Centro Siciliano di Documentazione "Giuseppe Impastato" 35 anni dopo
par Angela Iantosca
giovedì 23 febbraio 2012
Da 35 anni il Centro Siciliano di Documentazione "Giuseppe Impastato" lavora per la pace, tra memoria, ricerca e impegno civile. A fondarlo Umberto Santino e Anna Puglisi: il rapporto con la famiglia di Peppino, la scelta dell'autofinanziamento, di non accettare logiche clientelari, l'icona dei Cento passi, il dilagare della retorica antimafia e la querela di Saviano a Liberazione...
E' il primo centro studi sulla mafia sorto in Italia e da 35 anni lavora per la pace, tra memoria, ricerca e impegno civile. Il Centro Siciliano di Documentazione "Giuseppe Impastato" è nato nel 1977. Formalmente costituito come Associazione culturale nel maggio del 1980, è stato intitolato a Peppino, assassinato dalla mafia il 9 maggio 1978. Dal 1998 il Centro si è trasformato in Onlus. A fondarlo Umberto Santino e Anna Puglisi che oggi, dopo 35 anni, sono ancora lì, a far sentire la loro voce attraverso gli studi, le parole, le iniziative.
Cosa vi ha spinto ad aprire il centro?
Io, Anna Puglisi e altri abbiamo fondato il Centro nel 1977 per rispondere a un'esigenza: approfondire alcuni temi di fondo della storia e della società siciliana dentro un quadro più ampio. La prima iniziativa è stata il convegno nazionale: "Portella della Ginestra. una strage per il centismo", nel trentennale della strage. L'anno successivo c'è stata l'uccisione di Peppino Impastato e ci siamo impegnati per salvare la sua memoria da chi lo voleva terrorista e suicida e per ottenere giustizia. Il 10 maggio 1978 abbiamo partecipato ai funerali e ci hanno detto che di Cinisi e di Terrasini, il paese contiguo, c'era poca gente. L'11 abbiamo presentato assieme ad altri un esposto alla procura e organizzato un'assemblea all'Università e affisso a Palermo un manifesto con la scritta "Peppino Impastato è stato assassinato dalla mafia".
Nel pomeriggio siamo tornati a Cinisi perché c'era il comizio di chiusura della campagna elettorale che doveva fare Peppino con un dirigente di Democrazia proletaria che veniva da Milano. Alcuni compagni mi hanno chiesto se potevo parlare io (mi conoscevano perché avevo svolto il lavoro regionale per il gruppo del Manifesto e sapevano che da tempo mi occupavo di mafia). Ho accettato e, su indicazione dei compagni ho indicato i mafiosi di Cinisi, con in testa il capomafia Badalamenti, come responsabili del delitto. Da lì comincia il rapporto con la madre, il fratello e la cognata di Peppino, che rompono con la parentela mafiosa, e con i compagni di Cinisi. Questo impegno, per anni condotto in un grande isolamento, si è intrecciato con l'attività di ricerca, il lavoro nelle scuole e il sostegno alle iniziative sul territorio.
┄┄┄┄┄┄┄┄┄┄┄┄┄┄┄┄┄┄┄┄
#### Consegna:
Secondo l'articolo sul Centro Impastato, da quale anno il Centro è diventato una Onlus?

Record delle aree di layout
┄┄┄┄┄┄┄┄┄┄┄┄┄┄┄┄┄┄┄┄
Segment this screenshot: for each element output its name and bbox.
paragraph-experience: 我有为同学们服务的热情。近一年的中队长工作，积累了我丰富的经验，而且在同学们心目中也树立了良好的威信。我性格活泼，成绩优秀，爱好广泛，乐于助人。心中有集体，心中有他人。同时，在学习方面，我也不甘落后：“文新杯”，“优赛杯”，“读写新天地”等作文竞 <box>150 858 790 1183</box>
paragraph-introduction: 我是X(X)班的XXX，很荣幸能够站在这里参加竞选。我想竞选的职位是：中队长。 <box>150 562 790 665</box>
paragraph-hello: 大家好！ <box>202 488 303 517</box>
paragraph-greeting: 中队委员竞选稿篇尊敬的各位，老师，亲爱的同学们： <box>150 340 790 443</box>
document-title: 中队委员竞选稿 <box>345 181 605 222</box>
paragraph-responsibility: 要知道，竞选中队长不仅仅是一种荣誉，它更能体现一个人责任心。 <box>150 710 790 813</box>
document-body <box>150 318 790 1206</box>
┄┄┄┄┄┄┄┄┄┄┄┄┄┄┄┄┄┄┄┄
#### Soluzione dell'esercizio:
Dal 1998.